> Prompt:
Single out each line with the word "icon" and copy it.
╭─ Records for this exercise
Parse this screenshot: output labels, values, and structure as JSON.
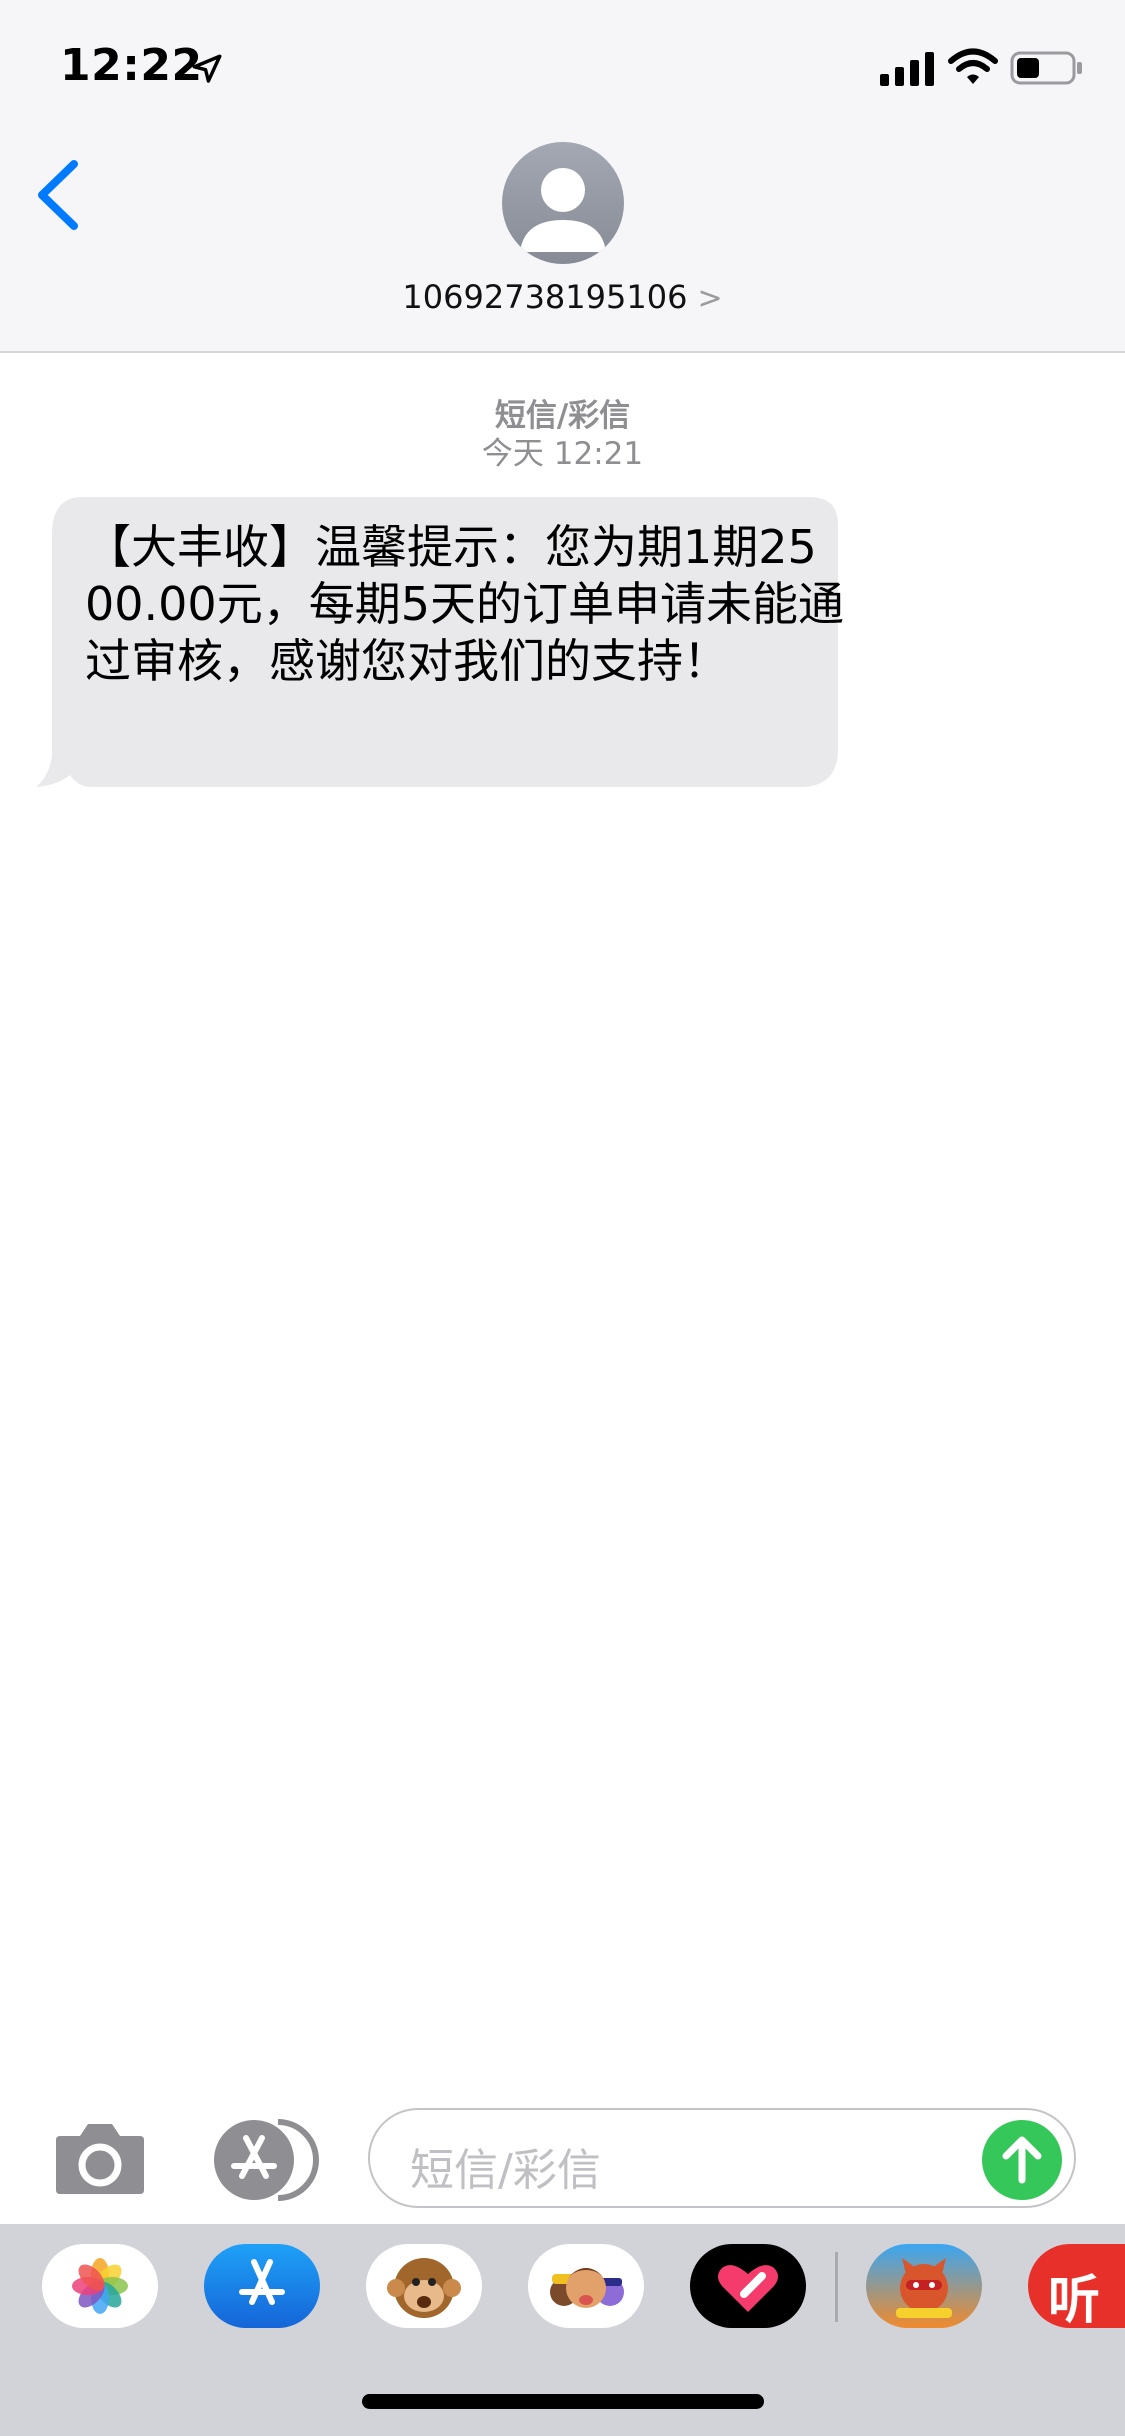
{
  "status_bar": {
    "time": "12:22"
  },
  "header": {
    "contact": "10692738195106",
    "contact_chevron": ">"
  },
  "conversation": {
    "message_type": "短信/彩信",
    "timestamp": "今天 12:21",
    "messages": [
      {
        "direction": "incoming",
        "text": "【大丰收】温馨提示：您为期1期2500.00元，每期5天的订单申请未能通过审核，感谢您对我们的支持！"
      }
    ]
  },
  "compose": {
    "placeholder": "短信/彩信"
  },
  "app_drawer": {
    "items": [
      {
        "icon": "photos-icon"
      },
      {
        "icon": "app-store-icon"
      },
      {
        "icon": "animoji-icon"
      },
      {
        "icon": "memoji-icon"
      },
      {
        "icon": "digital-touch-icon"
      },
      {
        "icon": "game-icon"
      },
      {
        "icon": "listen-app-icon",
        "label": "听"
      }
    ]
  },
  "colors": {
    "accent_blue": "#007aff",
    "send_green": "#35c759",
    "bubble_gray": "#e9e9eb",
    "header_bg": "#f6f6f8",
    "drawer_bg": "#d1d3d9"
  }
}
╰─
> Response for this exercise:
        "icon": "photos-icon"
        "icon": "app-store-icon"
        "icon": "animoji-icon"
        "icon": "memoji-icon"
        "icon": "digital-touch-icon"
        "icon": "game-icon"
        "icon": "listen-app-icon",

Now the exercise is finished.